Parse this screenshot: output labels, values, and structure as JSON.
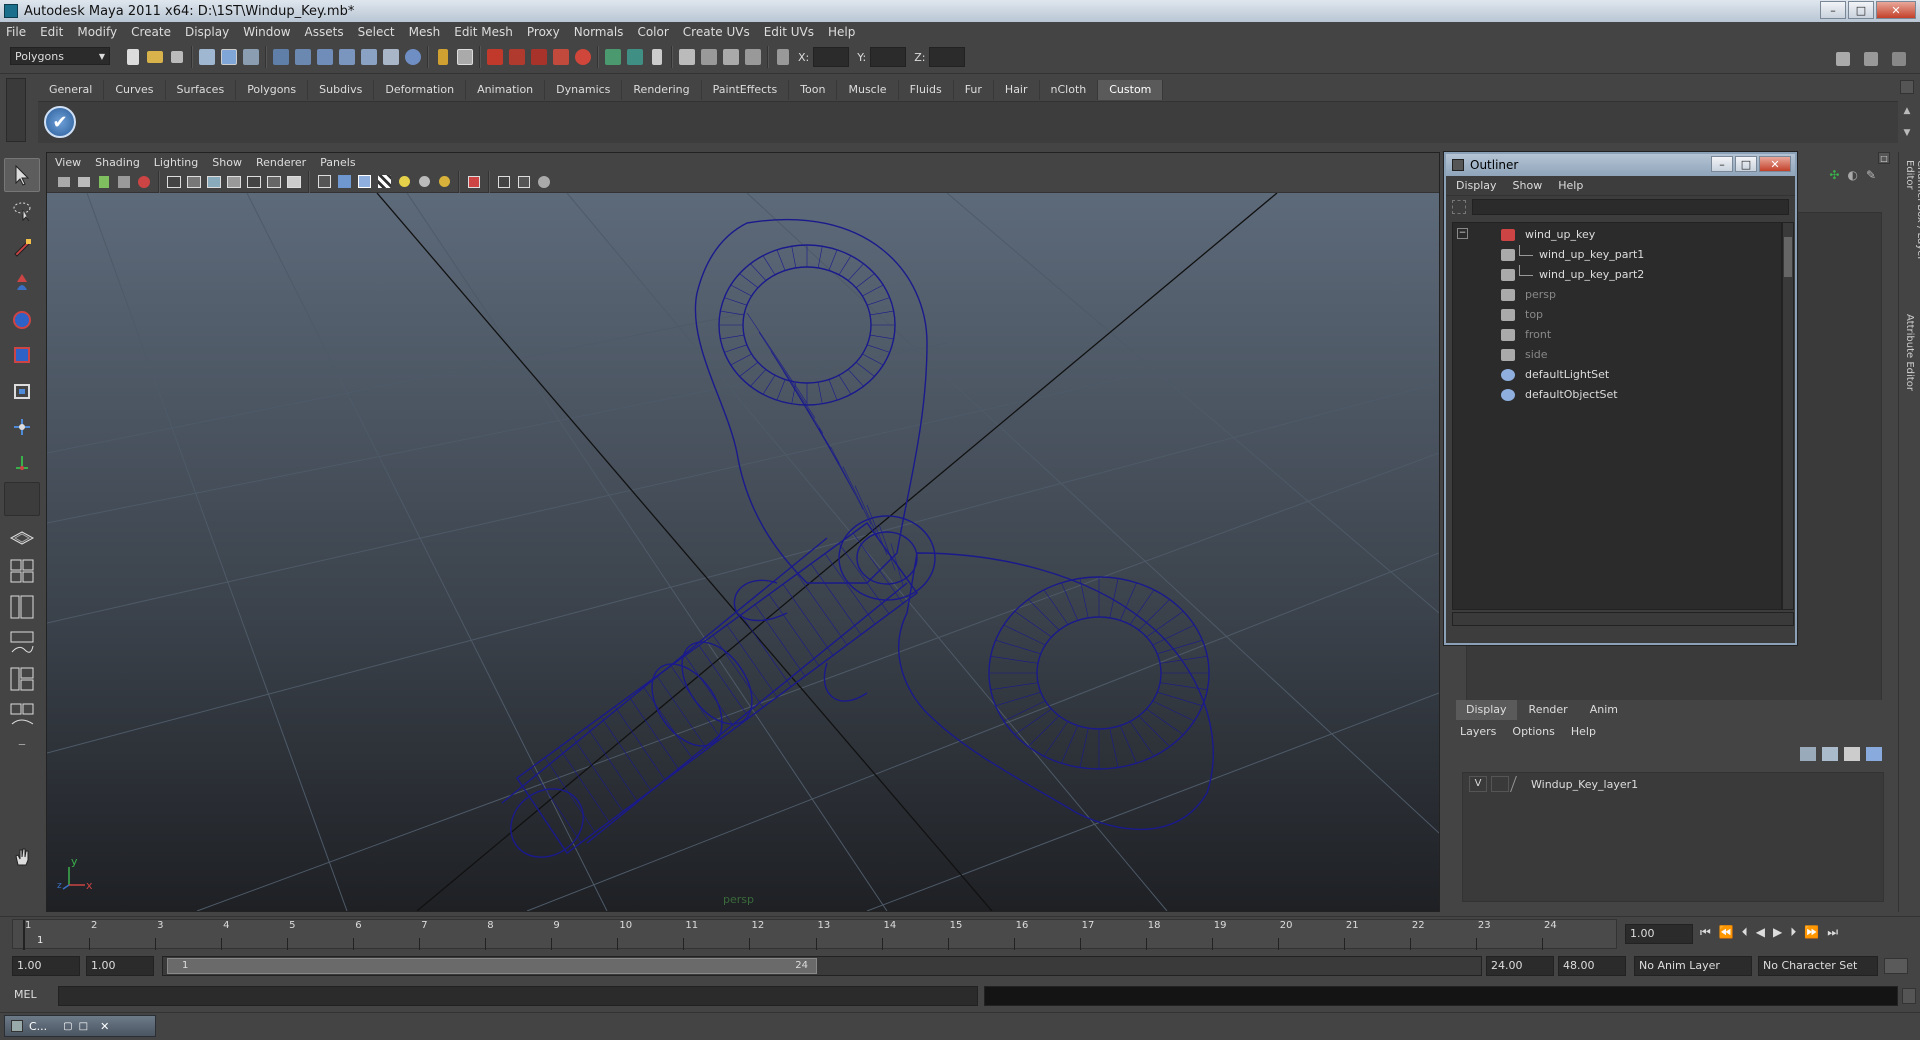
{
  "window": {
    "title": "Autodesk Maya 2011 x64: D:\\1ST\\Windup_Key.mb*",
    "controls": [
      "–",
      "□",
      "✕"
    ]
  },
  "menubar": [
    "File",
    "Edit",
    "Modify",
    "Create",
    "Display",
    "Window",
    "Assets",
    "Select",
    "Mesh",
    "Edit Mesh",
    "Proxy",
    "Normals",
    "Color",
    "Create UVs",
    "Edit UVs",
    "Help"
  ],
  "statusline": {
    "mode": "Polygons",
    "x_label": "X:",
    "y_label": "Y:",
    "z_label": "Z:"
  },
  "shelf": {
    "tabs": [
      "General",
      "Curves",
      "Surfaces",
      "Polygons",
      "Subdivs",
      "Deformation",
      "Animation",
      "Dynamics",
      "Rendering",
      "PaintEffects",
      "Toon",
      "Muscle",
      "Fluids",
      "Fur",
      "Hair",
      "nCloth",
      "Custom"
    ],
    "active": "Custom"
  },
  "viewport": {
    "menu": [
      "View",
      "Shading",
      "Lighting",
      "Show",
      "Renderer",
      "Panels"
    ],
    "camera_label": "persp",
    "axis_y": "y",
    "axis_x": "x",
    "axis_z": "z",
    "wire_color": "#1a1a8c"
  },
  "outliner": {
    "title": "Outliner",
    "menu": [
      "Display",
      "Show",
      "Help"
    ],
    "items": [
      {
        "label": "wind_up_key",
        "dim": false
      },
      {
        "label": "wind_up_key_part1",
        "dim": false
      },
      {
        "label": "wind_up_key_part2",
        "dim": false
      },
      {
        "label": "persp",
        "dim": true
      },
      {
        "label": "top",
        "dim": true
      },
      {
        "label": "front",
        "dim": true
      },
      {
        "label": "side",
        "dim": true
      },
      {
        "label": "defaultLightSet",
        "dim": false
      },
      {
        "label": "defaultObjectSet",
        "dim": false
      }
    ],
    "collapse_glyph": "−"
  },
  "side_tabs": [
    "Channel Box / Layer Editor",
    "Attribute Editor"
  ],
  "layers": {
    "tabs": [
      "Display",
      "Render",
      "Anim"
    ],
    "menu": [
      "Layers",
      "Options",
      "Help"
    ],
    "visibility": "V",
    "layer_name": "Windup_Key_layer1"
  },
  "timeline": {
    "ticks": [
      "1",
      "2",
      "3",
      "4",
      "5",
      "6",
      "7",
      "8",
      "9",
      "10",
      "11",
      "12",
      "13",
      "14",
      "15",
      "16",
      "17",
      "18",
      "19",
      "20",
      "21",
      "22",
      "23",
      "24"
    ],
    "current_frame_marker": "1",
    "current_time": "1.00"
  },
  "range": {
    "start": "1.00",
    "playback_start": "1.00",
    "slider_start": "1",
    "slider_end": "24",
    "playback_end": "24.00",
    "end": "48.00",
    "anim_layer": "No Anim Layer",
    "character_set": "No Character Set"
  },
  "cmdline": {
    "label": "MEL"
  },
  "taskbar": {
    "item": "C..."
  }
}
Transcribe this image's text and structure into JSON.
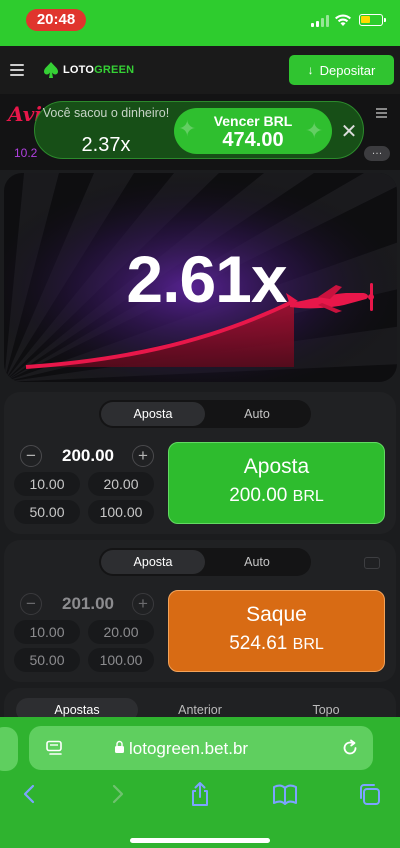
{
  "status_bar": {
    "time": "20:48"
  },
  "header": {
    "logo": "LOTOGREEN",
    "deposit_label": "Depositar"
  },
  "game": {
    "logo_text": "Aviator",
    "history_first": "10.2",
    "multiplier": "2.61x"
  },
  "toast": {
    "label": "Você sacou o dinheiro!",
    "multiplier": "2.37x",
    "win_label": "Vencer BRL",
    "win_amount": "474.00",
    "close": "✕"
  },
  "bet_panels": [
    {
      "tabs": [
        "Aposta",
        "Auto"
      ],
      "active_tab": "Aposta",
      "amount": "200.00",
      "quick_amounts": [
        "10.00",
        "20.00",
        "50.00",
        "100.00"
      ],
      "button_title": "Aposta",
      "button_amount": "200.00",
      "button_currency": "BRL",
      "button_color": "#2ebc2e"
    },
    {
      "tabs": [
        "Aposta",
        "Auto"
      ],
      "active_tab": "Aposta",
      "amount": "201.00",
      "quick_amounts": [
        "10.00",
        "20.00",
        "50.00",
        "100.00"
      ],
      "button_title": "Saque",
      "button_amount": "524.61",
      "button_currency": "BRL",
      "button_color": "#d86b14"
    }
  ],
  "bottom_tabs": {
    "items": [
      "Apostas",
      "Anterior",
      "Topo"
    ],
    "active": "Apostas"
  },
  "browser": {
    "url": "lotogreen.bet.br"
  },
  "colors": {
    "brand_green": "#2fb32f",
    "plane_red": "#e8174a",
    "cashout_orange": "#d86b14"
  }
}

• WRITTEN REQUEST: Retype the records exactly. Any image in them should not appear in what you write.

• EXERCISE ANSWER:
Parse this screenshot: output labels, values, and structure as JSON.
{
  "window": {
    "title": "Autodesk Maya 2011 x64: D:\\1ST\\Windup_Key.mb*",
    "controls": [
      "–",
      "□",
      "✕"
    ]
  },
  "menubar": [
    "File",
    "Edit",
    "Modify",
    "Create",
    "Display",
    "Window",
    "Assets",
    "Select",
    "Mesh",
    "Edit Mesh",
    "Proxy",
    "Normals",
    "Color",
    "Create UVs",
    "Edit UVs",
    "Help"
  ],
  "statusline": {
    "mode": "Polygons",
    "x_label": "X:",
    "y_label": "Y:",
    "z_label": "Z:"
  },
  "shelf": {
    "tabs": [
      "General",
      "Curves",
      "Surfaces",
      "Polygons",
      "Subdivs",
      "Deformation",
      "Animation",
      "Dynamics",
      "Rendering",
      "PaintEffects",
      "Toon",
      "Muscle",
      "Fluids",
      "Fur",
      "Hair",
      "nCloth",
      "Custom"
    ],
    "active": "Custom"
  },
  "viewport": {
    "menu": [
      "View",
      "Shading",
      "Lighting",
      "Show",
      "Renderer",
      "Panels"
    ],
    "camera_label": "persp",
    "axis_y": "y",
    "axis_x": "x",
    "axis_z": "z",
    "wire_color": "#1a1a8c"
  },
  "outliner": {
    "title": "Outliner",
    "menu": [
      "Display",
      "Show",
      "Help"
    ],
    "items": [
      {
        "label": "wind_up_key",
        "dim": false
      },
      {
        "label": "wind_up_key_part1",
        "dim": false
      },
      {
        "label": "wind_up_key_part2",
        "dim": false
      },
      {
        "label": "persp",
        "dim": true
      },
      {
        "label": "top",
        "dim": true
      },
      {
        "label": "front",
        "dim": true
      },
      {
        "label": "side",
        "dim": true
      },
      {
        "label": "defaultLightSet",
        "dim": false
      },
      {
        "label": "defaultObjectSet",
        "dim": false
      }
    ],
    "collapse_glyph": "−"
  },
  "side_tabs": [
    "Channel Box / Layer Editor",
    "Attribute Editor"
  ],
  "layers": {
    "tabs": [
      "Display",
      "Render",
      "Anim"
    ],
    "menu": [
      "Layers",
      "Options",
      "Help"
    ],
    "visibility": "V",
    "layer_name": "Windup_Key_layer1"
  },
  "timeline": {
    "ticks": [
      "1",
      "2",
      "3",
      "4",
      "5",
      "6",
      "7",
      "8",
      "9",
      "10",
      "11",
      "12",
      "13",
      "14",
      "15",
      "16",
      "17",
      "18",
      "19",
      "20",
      "21",
      "22",
      "23",
      "24"
    ],
    "current_frame_marker": "1",
    "current_time": "1.00"
  },
  "range": {
    "start": "1.00",
    "playback_start": "1.00",
    "slider_start": "1",
    "slider_end": "24",
    "playback_end": "24.00",
    "end": "48.00",
    "anim_layer": "No Anim Layer",
    "character_set": "No Character Set"
  },
  "cmdline": {
    "label": "MEL"
  },
  "taskbar": {
    "item": "C..."
  }
}
Transcribe this image's text and structure into JSON.
{
  "status_bar": {
    "time": "20:48"
  },
  "header": {
    "logo": "LOTOGREEN",
    "deposit_label": "Depositar"
  },
  "game": {
    "logo_text": "Aviator",
    "history_first": "10.2",
    "multiplier": "2.61x"
  },
  "toast": {
    "label": "Você sacou o dinheiro!",
    "multiplier": "2.37x",
    "win_label": "Vencer BRL",
    "win_amount": "474.00",
    "close": "✕"
  },
  "bet_panels": [
    {
      "tabs": [
        "Aposta",
        "Auto"
      ],
      "active_tab": "Aposta",
      "amount": "200.00",
      "quick_amounts": [
        "10.00",
        "20.00",
        "50.00",
        "100.00"
      ],
      "button_title": "Aposta",
      "button_amount": "200.00",
      "button_currency": "BRL",
      "button_color": "#2ebc2e"
    },
    {
      "tabs": [
        "Aposta",
        "Auto"
      ],
      "active_tab": "Aposta",
      "amount": "201.00",
      "quick_amounts": [
        "10.00",
        "20.00",
        "50.00",
        "100.00"
      ],
      "button_title": "Saque",
      "button_amount": "524.61",
      "button_currency": "BRL",
      "button_color": "#d86b14"
    }
  ],
  "bottom_tabs": {
    "items": [
      "Apostas",
      "Anterior",
      "Topo"
    ],
    "active": "Apostas"
  },
  "browser": {
    "url": "lotogreen.bet.br"
  },
  "colors": {
    "brand_green": "#2fb32f",
    "plane_red": "#e8174a",
    "cashout_orange": "#d86b14"
  }
}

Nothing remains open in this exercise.